• **EXERCISE DIRECTIONS**
Scan the material below for the string "Office", and copy every line where it shows up.

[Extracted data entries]
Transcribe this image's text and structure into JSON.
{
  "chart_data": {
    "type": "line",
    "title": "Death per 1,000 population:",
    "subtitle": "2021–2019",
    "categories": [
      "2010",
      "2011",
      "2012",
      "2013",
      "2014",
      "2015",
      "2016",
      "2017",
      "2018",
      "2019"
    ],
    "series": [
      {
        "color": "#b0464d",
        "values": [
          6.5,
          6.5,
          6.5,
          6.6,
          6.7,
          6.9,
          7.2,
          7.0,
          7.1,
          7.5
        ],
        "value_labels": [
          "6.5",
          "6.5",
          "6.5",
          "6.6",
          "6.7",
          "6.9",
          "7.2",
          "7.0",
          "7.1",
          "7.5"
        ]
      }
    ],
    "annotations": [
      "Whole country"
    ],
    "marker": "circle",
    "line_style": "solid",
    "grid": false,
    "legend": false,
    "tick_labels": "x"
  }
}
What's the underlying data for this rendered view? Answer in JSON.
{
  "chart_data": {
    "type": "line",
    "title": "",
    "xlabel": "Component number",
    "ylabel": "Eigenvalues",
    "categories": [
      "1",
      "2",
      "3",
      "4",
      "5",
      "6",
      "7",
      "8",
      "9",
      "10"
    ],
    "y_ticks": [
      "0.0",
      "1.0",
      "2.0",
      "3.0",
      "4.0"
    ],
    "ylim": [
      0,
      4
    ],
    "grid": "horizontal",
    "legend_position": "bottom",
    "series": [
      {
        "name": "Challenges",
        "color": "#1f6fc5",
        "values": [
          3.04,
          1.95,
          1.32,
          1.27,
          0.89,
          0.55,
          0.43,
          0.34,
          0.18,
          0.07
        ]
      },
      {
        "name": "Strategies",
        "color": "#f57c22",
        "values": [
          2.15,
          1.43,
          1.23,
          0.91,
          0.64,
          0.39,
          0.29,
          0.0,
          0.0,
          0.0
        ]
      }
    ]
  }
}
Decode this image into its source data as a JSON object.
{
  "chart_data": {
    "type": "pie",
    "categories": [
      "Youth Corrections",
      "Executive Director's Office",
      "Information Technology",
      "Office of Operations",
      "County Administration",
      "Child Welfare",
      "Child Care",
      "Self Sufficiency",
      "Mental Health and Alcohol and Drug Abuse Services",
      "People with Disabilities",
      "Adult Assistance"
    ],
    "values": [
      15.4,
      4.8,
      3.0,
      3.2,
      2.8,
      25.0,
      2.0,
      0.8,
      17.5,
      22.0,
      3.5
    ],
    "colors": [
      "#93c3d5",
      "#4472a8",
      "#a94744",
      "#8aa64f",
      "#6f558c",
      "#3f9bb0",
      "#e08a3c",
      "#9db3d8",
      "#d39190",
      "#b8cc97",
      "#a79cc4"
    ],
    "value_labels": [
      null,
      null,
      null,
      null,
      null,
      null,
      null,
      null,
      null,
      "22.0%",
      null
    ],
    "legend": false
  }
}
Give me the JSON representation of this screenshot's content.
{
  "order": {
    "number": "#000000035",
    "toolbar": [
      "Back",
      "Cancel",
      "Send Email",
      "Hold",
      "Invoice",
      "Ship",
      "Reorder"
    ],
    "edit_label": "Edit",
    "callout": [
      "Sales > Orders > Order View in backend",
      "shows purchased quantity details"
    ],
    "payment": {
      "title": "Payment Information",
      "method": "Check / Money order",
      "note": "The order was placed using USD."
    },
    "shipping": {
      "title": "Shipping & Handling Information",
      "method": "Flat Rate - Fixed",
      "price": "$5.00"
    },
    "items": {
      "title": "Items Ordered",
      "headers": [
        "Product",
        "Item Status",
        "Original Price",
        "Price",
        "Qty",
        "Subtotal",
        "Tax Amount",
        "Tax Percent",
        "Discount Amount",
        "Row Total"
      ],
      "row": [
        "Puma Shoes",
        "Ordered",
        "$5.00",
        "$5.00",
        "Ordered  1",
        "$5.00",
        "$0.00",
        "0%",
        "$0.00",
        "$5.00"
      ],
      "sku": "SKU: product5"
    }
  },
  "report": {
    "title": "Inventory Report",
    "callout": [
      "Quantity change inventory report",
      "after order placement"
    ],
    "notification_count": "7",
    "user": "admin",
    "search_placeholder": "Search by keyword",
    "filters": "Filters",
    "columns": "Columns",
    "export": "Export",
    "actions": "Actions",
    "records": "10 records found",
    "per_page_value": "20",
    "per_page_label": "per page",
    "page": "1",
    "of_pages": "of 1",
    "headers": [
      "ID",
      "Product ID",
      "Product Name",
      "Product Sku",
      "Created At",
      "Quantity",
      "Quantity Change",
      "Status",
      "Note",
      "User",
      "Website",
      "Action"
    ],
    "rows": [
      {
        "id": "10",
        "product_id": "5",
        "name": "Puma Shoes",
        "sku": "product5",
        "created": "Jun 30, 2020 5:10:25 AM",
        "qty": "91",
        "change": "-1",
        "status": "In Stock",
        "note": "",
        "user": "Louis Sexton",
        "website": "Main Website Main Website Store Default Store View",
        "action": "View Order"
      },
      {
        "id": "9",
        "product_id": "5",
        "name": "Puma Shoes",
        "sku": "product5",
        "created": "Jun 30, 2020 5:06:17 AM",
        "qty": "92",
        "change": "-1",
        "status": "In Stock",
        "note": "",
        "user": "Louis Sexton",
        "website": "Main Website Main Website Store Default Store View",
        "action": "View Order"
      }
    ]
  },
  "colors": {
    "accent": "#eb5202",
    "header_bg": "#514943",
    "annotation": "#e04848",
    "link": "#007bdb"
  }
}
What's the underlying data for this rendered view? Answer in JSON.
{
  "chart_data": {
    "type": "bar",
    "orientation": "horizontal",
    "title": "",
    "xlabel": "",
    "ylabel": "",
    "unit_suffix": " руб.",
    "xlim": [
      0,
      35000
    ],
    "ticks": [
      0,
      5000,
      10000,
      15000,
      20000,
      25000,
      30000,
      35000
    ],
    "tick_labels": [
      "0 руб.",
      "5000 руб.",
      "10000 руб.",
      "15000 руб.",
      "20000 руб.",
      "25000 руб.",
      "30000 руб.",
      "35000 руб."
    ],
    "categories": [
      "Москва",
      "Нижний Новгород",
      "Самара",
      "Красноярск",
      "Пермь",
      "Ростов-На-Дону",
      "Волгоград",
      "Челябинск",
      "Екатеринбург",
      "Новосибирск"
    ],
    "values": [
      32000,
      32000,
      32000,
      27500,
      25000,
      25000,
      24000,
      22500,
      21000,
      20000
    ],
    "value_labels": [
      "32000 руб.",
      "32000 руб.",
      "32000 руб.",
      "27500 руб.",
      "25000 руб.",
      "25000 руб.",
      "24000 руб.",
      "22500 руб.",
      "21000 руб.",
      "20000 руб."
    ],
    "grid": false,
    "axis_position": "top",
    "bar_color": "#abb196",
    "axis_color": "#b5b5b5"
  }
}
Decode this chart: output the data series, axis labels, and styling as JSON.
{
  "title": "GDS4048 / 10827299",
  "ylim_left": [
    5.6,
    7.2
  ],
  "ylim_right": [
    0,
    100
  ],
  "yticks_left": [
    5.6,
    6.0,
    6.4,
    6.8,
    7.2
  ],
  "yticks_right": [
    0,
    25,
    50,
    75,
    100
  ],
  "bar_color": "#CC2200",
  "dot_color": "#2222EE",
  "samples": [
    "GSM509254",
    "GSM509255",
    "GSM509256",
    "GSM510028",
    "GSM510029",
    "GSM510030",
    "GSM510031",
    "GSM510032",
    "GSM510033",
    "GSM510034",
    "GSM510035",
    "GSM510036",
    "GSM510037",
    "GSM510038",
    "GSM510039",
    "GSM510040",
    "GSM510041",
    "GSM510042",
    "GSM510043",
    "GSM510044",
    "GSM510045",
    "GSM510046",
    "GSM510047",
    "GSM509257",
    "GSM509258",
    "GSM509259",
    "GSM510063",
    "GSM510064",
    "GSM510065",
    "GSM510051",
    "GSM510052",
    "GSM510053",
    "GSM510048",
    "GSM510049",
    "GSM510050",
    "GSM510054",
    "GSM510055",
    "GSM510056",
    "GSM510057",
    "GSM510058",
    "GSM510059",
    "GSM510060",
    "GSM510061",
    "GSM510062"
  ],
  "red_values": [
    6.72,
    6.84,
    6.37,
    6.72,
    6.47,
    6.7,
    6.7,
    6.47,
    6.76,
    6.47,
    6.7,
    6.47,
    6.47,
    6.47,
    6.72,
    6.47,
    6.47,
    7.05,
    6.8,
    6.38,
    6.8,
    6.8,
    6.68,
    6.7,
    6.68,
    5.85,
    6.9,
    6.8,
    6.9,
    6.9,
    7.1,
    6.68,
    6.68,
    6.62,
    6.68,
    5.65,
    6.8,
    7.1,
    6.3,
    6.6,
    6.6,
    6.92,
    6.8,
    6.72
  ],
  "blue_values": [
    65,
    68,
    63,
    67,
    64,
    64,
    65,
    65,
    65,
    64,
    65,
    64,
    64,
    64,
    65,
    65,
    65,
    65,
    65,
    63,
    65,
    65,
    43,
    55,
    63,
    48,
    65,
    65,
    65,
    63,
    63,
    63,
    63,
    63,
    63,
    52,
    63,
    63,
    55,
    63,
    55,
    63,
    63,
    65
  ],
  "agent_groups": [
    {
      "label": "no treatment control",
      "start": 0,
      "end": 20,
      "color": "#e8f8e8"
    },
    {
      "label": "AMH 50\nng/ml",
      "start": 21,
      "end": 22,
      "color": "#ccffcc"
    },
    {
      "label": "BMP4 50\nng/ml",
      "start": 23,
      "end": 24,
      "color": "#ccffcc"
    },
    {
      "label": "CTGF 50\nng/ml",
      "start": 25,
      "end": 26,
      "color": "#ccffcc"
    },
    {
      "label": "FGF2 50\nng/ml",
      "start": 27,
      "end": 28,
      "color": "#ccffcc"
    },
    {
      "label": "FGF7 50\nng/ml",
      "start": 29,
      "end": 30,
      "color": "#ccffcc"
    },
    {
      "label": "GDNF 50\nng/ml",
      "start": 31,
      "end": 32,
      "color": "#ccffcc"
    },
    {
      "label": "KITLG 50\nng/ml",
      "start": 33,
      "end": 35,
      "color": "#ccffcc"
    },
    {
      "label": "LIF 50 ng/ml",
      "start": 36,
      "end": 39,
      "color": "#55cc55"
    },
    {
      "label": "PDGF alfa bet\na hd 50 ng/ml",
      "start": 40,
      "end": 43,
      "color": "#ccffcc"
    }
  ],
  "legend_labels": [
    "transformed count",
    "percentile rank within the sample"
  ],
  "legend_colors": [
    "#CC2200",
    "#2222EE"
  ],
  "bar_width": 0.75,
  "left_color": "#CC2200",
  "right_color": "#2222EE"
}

• **SOLUTION FOR THIS TASK**
      "Executive Director's Office",
      "Office of Operations",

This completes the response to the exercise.